Page MenuHomePhabricator

Investigation: Re-use ref tags from templates
Closed, ResolvedPublic

Description

Goal: understand why VE is not able to recognize and process references produced by templates
Output: an explanation of the problem and feasibility assessment of solving it.

Problem statements

I am an editor using visual editor
I'm trying to identify and work with existing references in an article.
But the numbers in the body of the article don't match the numbers in the <references> section at the bottom of the article.
Because VE apparently gets confused when some <ref> are not in the article but in a template.

I am an editor using visual editor.
I'm trying to copy and paste an existing citation to reuse it for the first time in the article.
But the reference instance is given an automatic number by VE that already exists on the article page, and VE doesn't warn me before saving.
Because a reference named ":0" already exists (maybe inside of a template transclusion?) and a new name like ":0" is assigned which already exists on the page. Also VE doesn't preview the error message, even if there is one after the page is saved.

Notes

  • References added within a template (like an infobox) show up in the list now (see resolved ticket T53289), but they are not editable (T52896).
  • This is likely a bigger problem, there are other cards which seem to be related to the invisibility of refs inside a template transclusion.//

See also:

Outcomes

There are two very different issues preventing this from working already.

  • In the case that the template emits a ref tag as its top-level output node, the data-mw for the template conflicts with the ref's structured data, and the template data wins. This is discussed in T214241 and some ideas were suggested, but it's currently an open problem. The changes will need to take place in Parsoid, to generally support the case where multiple wikitext constructs overlap to create a single DOM element. Once that's solved, we can probably teach VE to understand this additional data.
  • If the template output has a deeper hierarchy and the ref tag appears with at least one level of parent node above it, then the ref attributes are discoverable in Parsoid output. VE is currently able to render these Cite elements correctly but they're ignored by the editor. This is probably intentional and it seems feasible to change VE to recognize the refs as read-only nodes which are still catalogued in the full list of refs, enabling reuse, avoiding name collisions, and other use cases. I assume that any general solution to the first problem (ref and template data-mw colliding) will also make the ref accessible to VE in a similar way as more deeply-nested refs currently are.

▸ DIRECTIVES:
(a) In the ticket on reusing ref tags from templates, which ticket number is given for the discussion of a template that emits a ref tag as its top-level output node?
(b) For each statement, say whether it agrees with the ticket on reusing ref tags from templates, and quote the deciding words: (i) References added within a template can now be edited. (ii) VE warns the editor before saving when it assigns a reference name that already exists. (iii) When a ref tag sits below at least one parent node in template output, VE already renders those Cite elements correctly.
(c) According to the ticket on reusing ref tags from templates, why does the ref's own data get lost when a template emits the ref tag as its top-level output node?
The lines after the ticket aren't needed for any of this.

▸ DATASET CONTENT:
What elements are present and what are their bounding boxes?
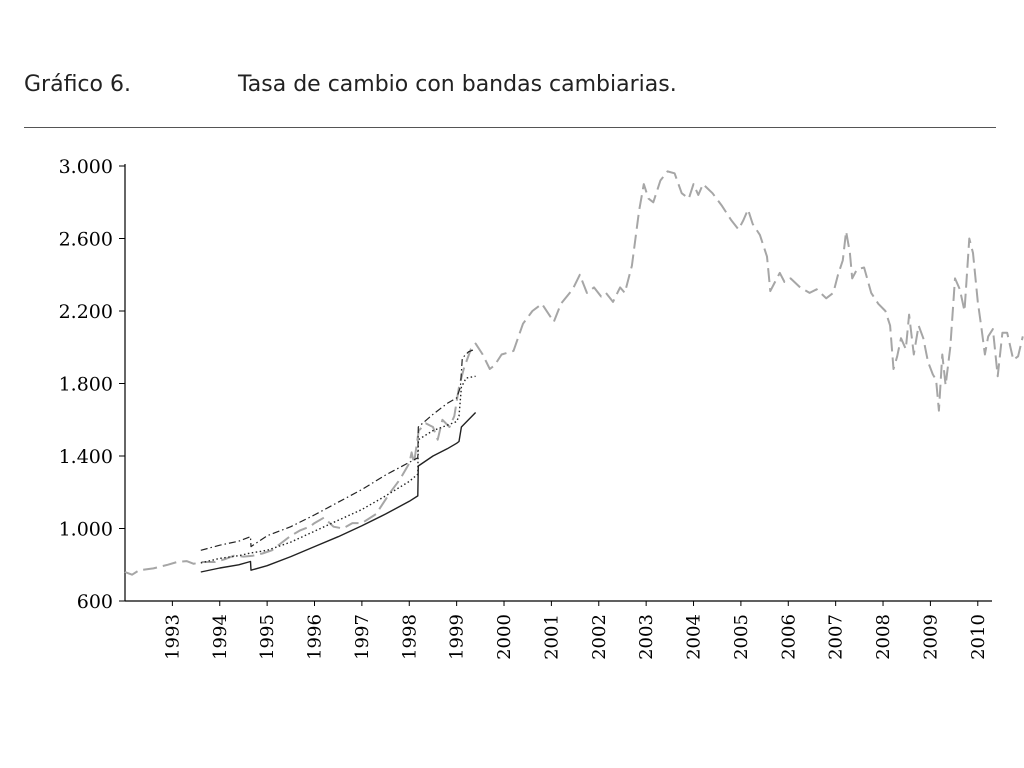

▸ TASK-BY-TASK SOLUTIONS:
(a) T214241.

(b)
(i) No: "but they are not editable (T52896)"
(ii) No: "VE doesn't warn me before saving"
(iii) Yes: "VE is currently able to render these Cite elements correctly"

(c) The data-mw for the template conflicts with the ref's structured data, and the template data wins. Fixing this needs changes in Parsoid so it can handle several wikitext constructs overlapping to create a single DOM element.